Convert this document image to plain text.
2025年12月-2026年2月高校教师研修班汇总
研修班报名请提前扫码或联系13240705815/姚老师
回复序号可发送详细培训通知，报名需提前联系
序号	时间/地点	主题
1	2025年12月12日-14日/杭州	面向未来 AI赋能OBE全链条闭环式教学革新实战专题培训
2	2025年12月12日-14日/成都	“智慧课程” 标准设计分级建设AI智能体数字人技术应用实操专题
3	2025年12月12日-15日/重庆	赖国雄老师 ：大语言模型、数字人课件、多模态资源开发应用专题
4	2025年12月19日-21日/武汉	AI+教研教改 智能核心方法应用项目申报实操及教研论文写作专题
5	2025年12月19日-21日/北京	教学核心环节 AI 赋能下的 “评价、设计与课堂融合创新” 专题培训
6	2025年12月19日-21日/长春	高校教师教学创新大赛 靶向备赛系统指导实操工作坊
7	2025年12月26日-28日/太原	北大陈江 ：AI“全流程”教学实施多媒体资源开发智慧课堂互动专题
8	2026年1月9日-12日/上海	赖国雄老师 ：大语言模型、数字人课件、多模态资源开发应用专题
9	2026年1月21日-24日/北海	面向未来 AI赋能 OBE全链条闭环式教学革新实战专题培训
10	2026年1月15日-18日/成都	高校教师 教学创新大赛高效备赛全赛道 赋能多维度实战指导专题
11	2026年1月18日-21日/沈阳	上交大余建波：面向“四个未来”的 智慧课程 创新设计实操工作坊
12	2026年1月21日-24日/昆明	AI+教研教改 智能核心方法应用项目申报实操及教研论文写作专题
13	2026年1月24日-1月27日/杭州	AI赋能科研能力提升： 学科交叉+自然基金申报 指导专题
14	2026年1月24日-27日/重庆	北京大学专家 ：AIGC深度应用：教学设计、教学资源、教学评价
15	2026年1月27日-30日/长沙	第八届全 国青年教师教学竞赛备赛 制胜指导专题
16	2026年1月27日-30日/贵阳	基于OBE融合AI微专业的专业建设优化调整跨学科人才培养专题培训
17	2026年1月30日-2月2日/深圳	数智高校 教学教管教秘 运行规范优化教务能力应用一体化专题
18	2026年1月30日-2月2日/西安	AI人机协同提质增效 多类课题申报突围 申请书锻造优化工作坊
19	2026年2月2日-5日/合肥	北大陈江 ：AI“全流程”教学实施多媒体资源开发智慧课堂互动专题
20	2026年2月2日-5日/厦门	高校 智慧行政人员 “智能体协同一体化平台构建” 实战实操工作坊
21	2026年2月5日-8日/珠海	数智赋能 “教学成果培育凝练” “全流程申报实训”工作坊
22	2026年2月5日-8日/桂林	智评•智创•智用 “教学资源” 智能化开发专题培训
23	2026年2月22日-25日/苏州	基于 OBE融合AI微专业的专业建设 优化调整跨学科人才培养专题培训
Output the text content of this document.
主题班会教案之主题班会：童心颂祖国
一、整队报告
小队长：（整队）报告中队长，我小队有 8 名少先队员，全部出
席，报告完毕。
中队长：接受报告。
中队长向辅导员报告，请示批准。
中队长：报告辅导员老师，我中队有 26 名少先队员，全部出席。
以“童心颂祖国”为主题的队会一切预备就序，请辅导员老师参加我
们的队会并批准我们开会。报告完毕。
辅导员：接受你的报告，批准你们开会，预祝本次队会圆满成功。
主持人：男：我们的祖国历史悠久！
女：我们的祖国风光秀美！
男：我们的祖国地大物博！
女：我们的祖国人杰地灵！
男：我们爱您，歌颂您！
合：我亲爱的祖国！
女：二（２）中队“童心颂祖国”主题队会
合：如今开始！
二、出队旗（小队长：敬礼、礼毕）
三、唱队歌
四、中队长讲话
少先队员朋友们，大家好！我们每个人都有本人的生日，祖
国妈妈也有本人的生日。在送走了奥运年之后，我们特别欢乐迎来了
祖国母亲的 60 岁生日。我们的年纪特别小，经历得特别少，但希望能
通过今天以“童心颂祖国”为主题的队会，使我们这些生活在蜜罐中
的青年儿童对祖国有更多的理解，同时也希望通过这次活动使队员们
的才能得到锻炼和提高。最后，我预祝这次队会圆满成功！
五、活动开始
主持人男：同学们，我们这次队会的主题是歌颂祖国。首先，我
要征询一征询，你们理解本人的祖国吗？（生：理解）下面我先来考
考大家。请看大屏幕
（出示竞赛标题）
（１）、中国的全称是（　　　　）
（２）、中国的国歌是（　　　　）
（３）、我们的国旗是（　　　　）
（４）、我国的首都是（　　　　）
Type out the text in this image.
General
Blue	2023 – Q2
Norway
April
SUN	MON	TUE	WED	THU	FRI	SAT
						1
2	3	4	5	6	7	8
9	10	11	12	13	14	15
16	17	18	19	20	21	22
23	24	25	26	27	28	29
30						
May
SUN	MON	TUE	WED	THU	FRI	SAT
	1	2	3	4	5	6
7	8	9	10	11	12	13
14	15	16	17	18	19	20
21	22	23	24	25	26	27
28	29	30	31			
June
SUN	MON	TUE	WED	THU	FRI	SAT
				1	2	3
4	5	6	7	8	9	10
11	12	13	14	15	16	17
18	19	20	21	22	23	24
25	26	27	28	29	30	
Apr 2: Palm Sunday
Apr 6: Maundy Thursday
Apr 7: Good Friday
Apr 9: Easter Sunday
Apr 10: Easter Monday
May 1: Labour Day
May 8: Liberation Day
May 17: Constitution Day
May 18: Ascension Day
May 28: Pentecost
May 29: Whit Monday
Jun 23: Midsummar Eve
· · · · · · ·
In the records above, locate the line that contains "Output the text content of this document.". Repeat it and every line after it, exactly, and nothing else.

- RESPONSE BELOW
Output the text content of this document.
主题班会教案之主题班会：童心颂祖国
一、整队报告
小队长：（整队）报告中队长，我小队有 8 名少先队员，全部出
席，报告完毕。
中队长：接受报告。
中队长向辅导员报告，请示批准。
中队长：报告辅导员老师，我中队有 26 名少先队员，全部出席。
以“童心颂祖国”为主题的队会一切预备就序，请辅导员老师参加我
们的队会并批准我们开会。报告完毕。
辅导员：接受你的报告，批准你们开会，预祝本次队会圆满成功。
主持人：男：我们的祖国历史悠久！
女：我们的祖国风光秀美！
男：我们的祖国地大物博！
女：我们的祖国人杰地灵！
男：我们爱您，歌颂您！
合：我亲爱的祖国！
女：二（２）中队“童心颂祖国”主题队会
合：如今开始！
二、出队旗（小队长：敬礼、礼毕）
三、唱队歌
四、中队长讲话
少先队员朋友们，大家好！我们每个人都有本人的生日，祖
国妈妈也有本人的生日。在送走了奥运年之后，我们特别欢乐迎来了
祖国母亲的 60 岁生日。我们的年纪特别小，经历得特别少，但希望能
通过今天以“童心颂祖国”为主题的队会，使我们这些生活在蜜罐中
的青年儿童对祖国有更多的理解，同时也希望通过这次活动使队员们
的才能得到锻炼和提高。最后，我预祝这次队会圆满成功！
五、活动开始
主持人男：同学们，我们这次队会的主题是歌颂祖国。首先，我
要征询一征询，你们理解本人的祖国吗？（生：理解）下面我先来考
考大家。请看大屏幕
（出示竞赛标题）
（１）、中国的全称是（　　　　）
（２）、中国的国歌是（　　　　）
（３）、我们的国旗是（　　　　）
（４）、我国的首都是（　　　　）
Type out the text in this image.
General
Blue	2023 – Q2
Norway
April
SUN	MON	TUE	WED	THU	FRI	SAT
						1
2	3	4	5	6	7	8
9	10	11	12	13	14	15
16	17	18	19	20	21	22
23	24	25	26	27	28	29
30						
May
SUN	MON	TUE	WED	THU	FRI	SAT
	1	2	3	4	5	6
7	8	9	10	11	12	13
14	15	16	17	18	19	20
21	22	23	24	25	26	27
28	29	30	31			
June
SUN	MON	TUE	WED	THU	FRI	SAT
				1	2	3
4	5	6	7	8	9	10
11	12	13	14	15	16	17
18	19	20	21	22	23	24
25	26	27	28	29	30	
Apr 2: Palm Sunday
Apr 6: Maundy Thursday
Apr 7: Good Friday
Apr 9: Easter Sunday
Apr 10: Easter Monday
May 1: Labour Day
May 8: Liberation Day
May 17: Constitution Day
May 18: Ascension Day
May 28: Pentecost
May 29: Whit Monday
Jun 23: Midsummar Eve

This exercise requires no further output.